• [What you will do]: Write out each line of the listing as it stands, without the images.

[Dataset entries]
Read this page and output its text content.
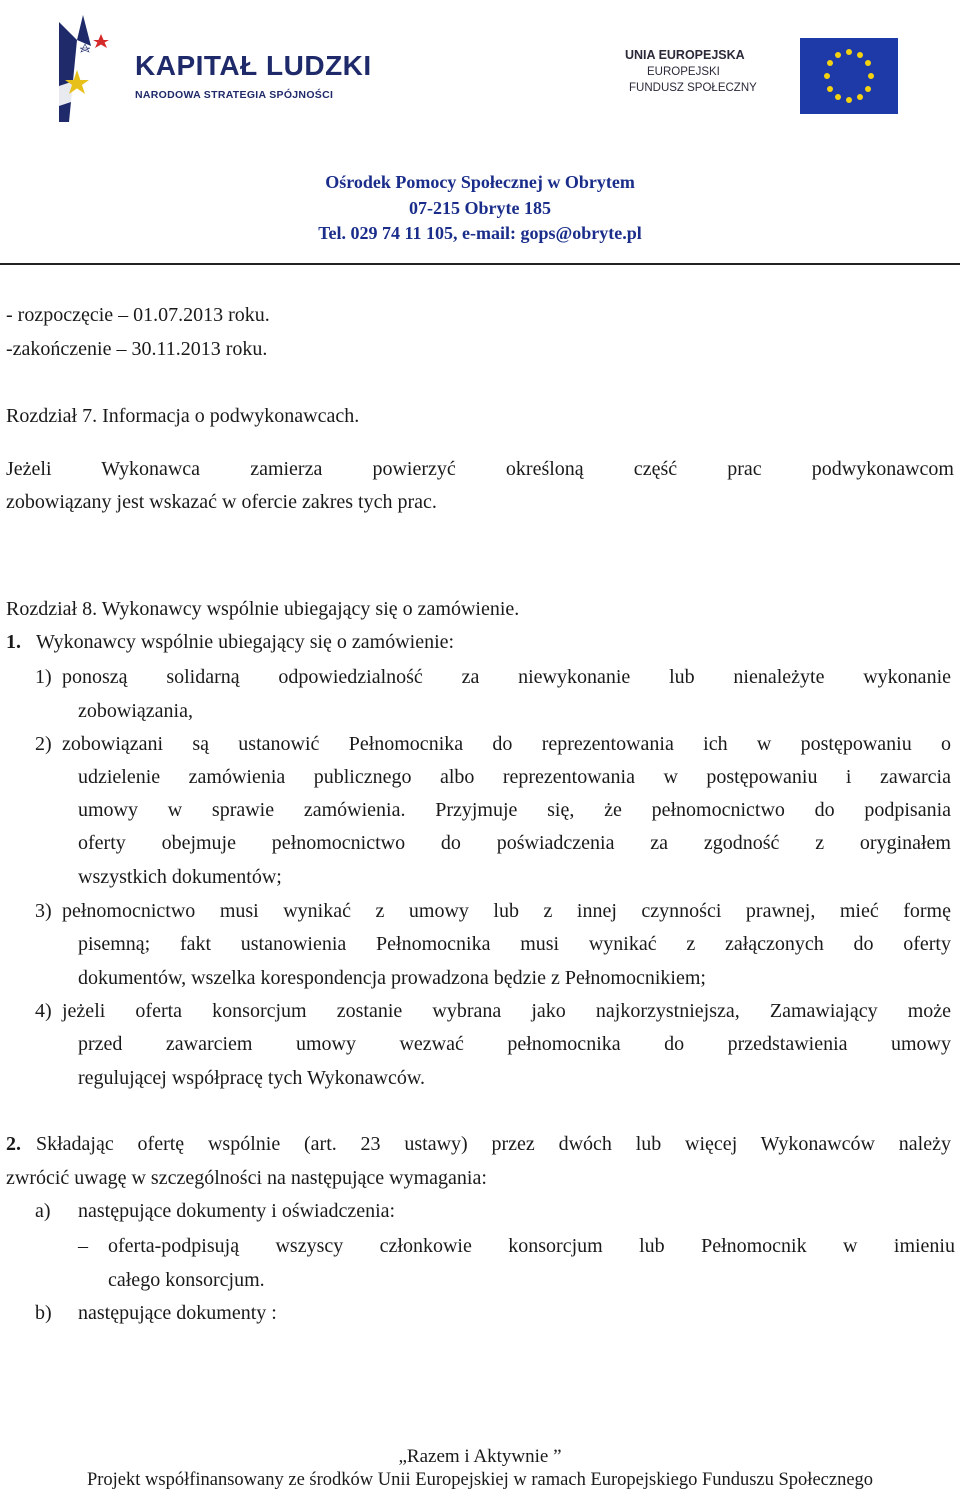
KAPITAŁ LUDZKI
NARODOWA STRATEGIA SPÓJNOŚCI
UNIA EUROPEJSKA
EUROPEJSKI
FUNDUSZ SPOŁECZNY
Ośrodek Pomocy Społecznej w Obrytem
07-215 Obryte 185
Tel. 029 74 11 105, e-mail: gops@obryte.pl
- rozpoczęcie – 01.07.2013 roku.
-zakończenie – 30.11.2013 roku.
Rozdział 7. Informacja o podwykonawcach.
Jeżeli Wykonawca zamierza powierzyć określoną część prac podwykonawcom
zobowiązany jest wskazać w ofercie zakres tych prac.
Rozdział 8. Wykonawcy wspólnie ubiegający się o zamówienie.
1. Wykonawcy wspólnie ubiegający się o zamówienie:
1) ponoszą solidarną odpowiedzialność za niewykonanie lub nienależyte wykonanie
zobowiązania,
2) zobowiązani są ustanowić Pełnomocnika do reprezentowania ich w postępowaniu o
udzielenie zamówienia publicznego albo reprezentowania w postępowaniu i zawarcia
umowy w sprawie zamówienia. Przyjmuje się, że pełnomocnictwo do podpisania
oferty obejmuje pełnomocnictwo do poświadczenia za zgodność z oryginałem
wszystkich dokumentów;
3) pełnomocnictwo musi wynikać z umowy lub z innej czynności prawnej, mieć formę
pisemną; fakt ustanowienia Pełnomocnika musi wynikać z załączonych do oferty
dokumentów, wszelka korespondencja prowadzona będzie z Pełnomocnikiem;
4) jeżeli oferta konsorcjum zostanie wybrana jako najkorzystniejsza, Zamawiający może
przed zawarciem umowy wezwać pełnomocnika do przedstawienia umowy
regulującej współpracę tych Wykonawców.
2. Składając ofertę wspólnie (art. 23 ustawy) przez dwóch lub więcej Wykonawców należy
zwrócić uwagę w szczególności na następujące wymagania:
a) następujące dokumenty i oświadczenia:
– oferta-podpisują wszyscy członkowie konsorcjum lub Pełnomocnik w imieniu
całego konsorcjum.
b) następujące dokumenty :
„Razem i Aktywnie ”
Projekt współfinansowany ze środków Unii Europejskiej w ramach Europejskiego Funduszu Społecznego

• [Output of the task]:
Read this page and output its text content.
KAPITAŁ LUDZKI
NARODOWA STRATEGIA SPÓJNOŚCI
UNIA EUROPEJSKA
EUROPEJSKI
FUNDUSZ SPOŁECZNY
Ośrodek Pomocy Społecznej w Obrytem
07-215 Obryte 185
Tel. 029 74 11 105, e-mail: gops@obryte.pl
- rozpoczęcie – 01.07.2013 roku.
-zakończenie – 30.11.2013 roku.
Rozdział 7. Informacja o podwykonawcach.
Jeżeli Wykonawca zamierza powierzyć określoną część prac podwykonawcom
zobowiązany jest wskazać w ofercie zakres tych prac.
Rozdział 8. Wykonawcy wspólnie ubiegający się o zamówienie.
1. Wykonawcy wspólnie ubiegający się o zamówienie:
1) ponoszą solidarną odpowiedzialność za niewykonanie lub nienależyte wykonanie
zobowiązania,
2) zobowiązani są ustanowić Pełnomocnika do reprezentowania ich w postępowaniu o
udzielenie zamówienia publicznego albo reprezentowania w postępowaniu i zawarcia
umowy w sprawie zamówienia. Przyjmuje się, że pełnomocnictwo do podpisania
oferty obejmuje pełnomocnictwo do poświadczenia za zgodność z oryginałem
wszystkich dokumentów;
3) pełnomocnictwo musi wynikać z umowy lub z innej czynności prawnej, mieć formę
pisemną; fakt ustanowienia Pełnomocnika musi wynikać z załączonych do oferty
dokumentów, wszelka korespondencja prowadzona będzie z Pełnomocnikiem;
4) jeżeli oferta konsorcjum zostanie wybrana jako najkorzystniejsza, Zamawiający może
przed zawarciem umowy wezwać pełnomocnika do przedstawienia umowy
regulującej współpracę tych Wykonawców.
2. Składając ofertę wspólnie (art. 23 ustawy) przez dwóch lub więcej Wykonawców należy
zwrócić uwagę w szczególności na następujące wymagania:
a) następujące dokumenty i oświadczenia:
– oferta-podpisują wszyscy członkowie konsorcjum lub Pełnomocnik w imieniu
całego konsorcjum.
b) następujące dokumenty :
„Razem i Aktywnie ”
Projekt współfinansowany ze środków Unii Europejskiej w ramach Europejskiego Funduszu Społecznego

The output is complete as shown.